--- Begin Records supplied ---

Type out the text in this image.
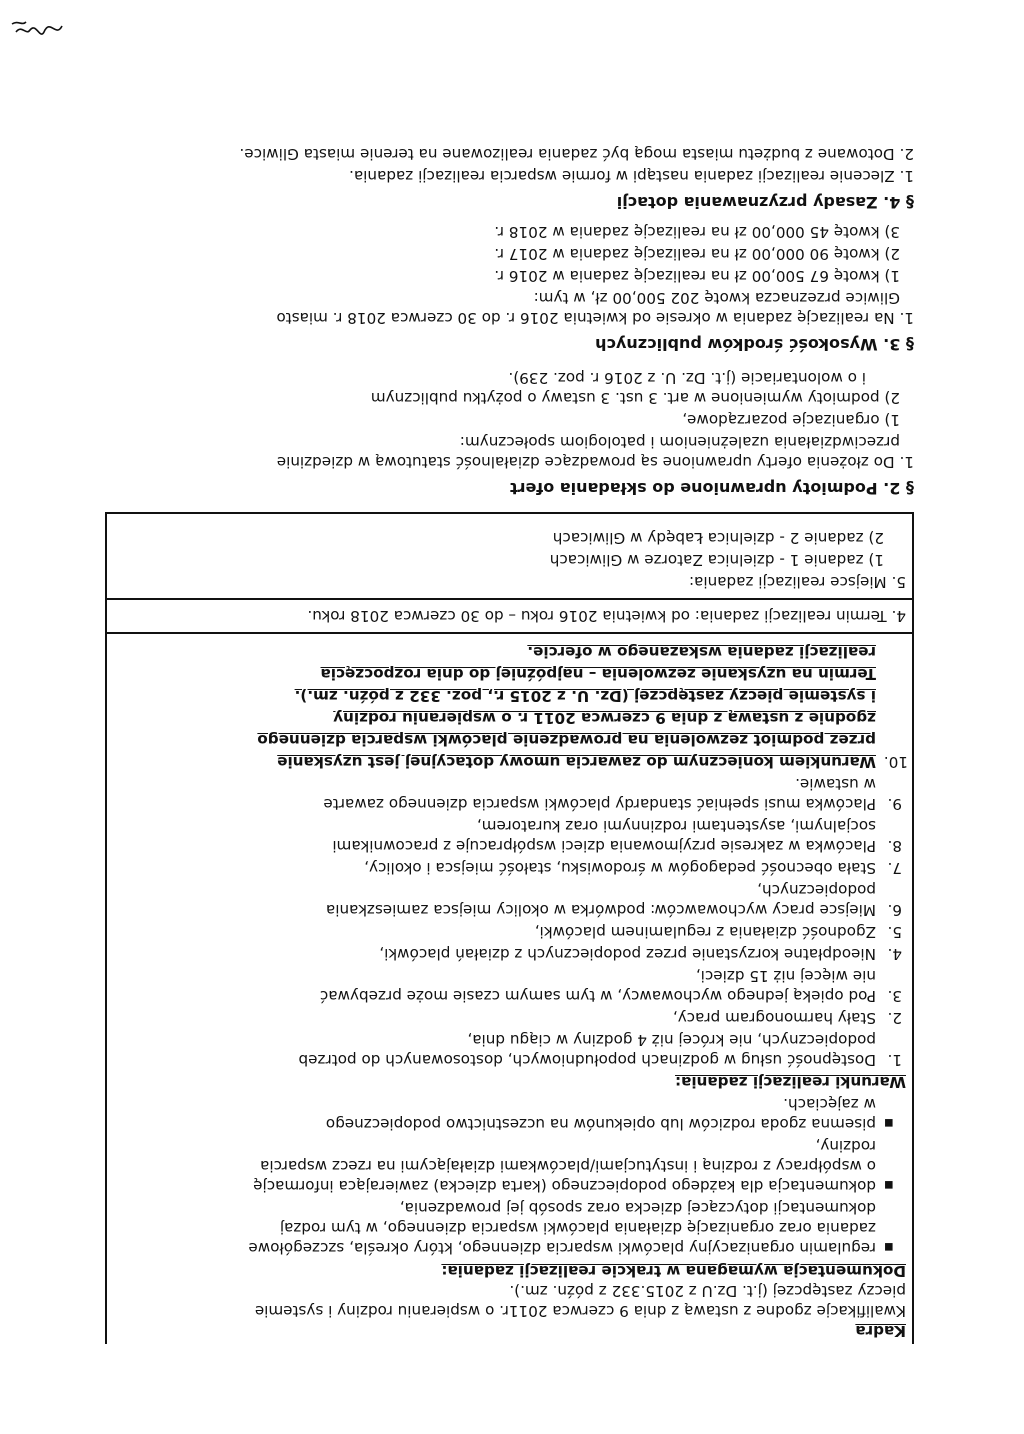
Kadra
Kwalifikacje zgodne z ustawą z dnia 9 czerwca 2011r. o wspieraniu rodziny i systemie
pieczy zastępczej (j.t. Dz.U z 2015.332 z późn. zm.).
Dokumentacja wymagana w trakcie realizacji zadania:
▪
regulamin organizacyjny placówki wsparcia dziennego, który określa, szczegółowe
zadania oraz organizację działania placówki wsparcia dziennego, w tym rodzaj
dokumentacji dotyczącej dziecka oraz sposób jej prowadzenia,
▪
dokumentacja dla każdego podopiecznego (karta dziecka) zawierająca informację
o współpracy z rodziną i instytucjami/placówkami działającymi na rzecz wsparcia
rodziny,
▪
pisemna zgoda rodziców lub opiekunów na uczestnictwo podopiecznego
w zajęciach.
Warunki realizacji zadania:
1.
Dostępność usług w godzinach popołudniowych, dostosowanych do potrzeb
podopiecznych, nie krócej niż 4 godziny w ciągu dnia,
2.
Stały harmonogram pracy,
3.
Pod opieką jednego wychowawcy, w tym samym czasie może przebywać
nie więcej niż 15 dzieci,
4.
Nieodpłatne korzystanie przez podopiecznych z działań placówki,
5.
Zgodność działania z regulaminem placówki,
6.
Miejsce pracy wychowawców: podwórka w okolicy miejsca zamieszkania
podopiecznych,
7.
Stała obecność pedagogów w środowisku, stałość miejsca i okolicy,
8.
Placówka w zakresie przyjmowania dzieci współpracuje z pracownikami
socjalnymi, asystentami rodzinnymi oraz kuratorem,
9.
Placówka musi spełniać standardy placówki wsparcia dziennego zawarte
w ustawie.
10.
Warunkiem koniecznym do zawarcia umowy dotacyjnej jest uzyskanie
przez podmiot zezwolenia na prowadzenie placówki wsparcia dziennego
zgodnie z ustawą z dnia 9 czerwca 2011 r. o wspieraniu rodziny
i systemie pieczy zastępczej (Dz. U. z 2015 r., poz. 332 z późn. zm.).
Termin na uzyskanie zezwolenia – najpóźniej do dnia rozpoczęcia
realizacji zadania wskazanego w ofercie.
4. Termin realizacji zadania: od kwietnia 2016 roku – do 30 czerwca 2018 roku.
5. Miejsce realizacji zadania:
1) zadanie 1 - dzielnica Zatorze w Gliwicach
2) zadanie 2 - dzielnica Łabędy w Gliwicach
§ 2. Podmioty uprawnione do składania ofert
1. Do złożenia oferty uprawnione są prowadzące działalność statutową w dziedzinie
przeciwdziałania uzależnieniom i patologiom społecznym:
1) organizacje pozarządowe,
2) podmioty wymienione w art. 3 ust. 3 ustawy o pożytku publicznym
i o wolontariacie (j.t. Dz. U. z 2016 r. poz. 239).
§ 3. Wysokość środków publicznych
1. Na realizację zadania w okresie od kwietnia 2016 r. do 30 czerwca 2018 r. miasto
Gliwice przeznacza kwotę 202 500,00 zł, w tym:
1) kwotę 67 500,00 zł na realizację zadania w 2016 r.
2) kwotę 90 000,00 zł na realizację zadania w 2017 r.
3) kwotę 45 000,00 zł na realizację zadania w 2018 r.
§ 4. Zasady przyznawania dotacji
1. Zlecenie realizacji zadania nastąpi w formie wsparcia realizacji zadania.
2. Dotowane z budżetu miasta mogą być zadania realizowane na terenie miasta Gliwice.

--- End Records supplied ---

Given exercise :: Say how many lines in the listing above include "dzieci". Give nothing but the number.

Response to the task :: 2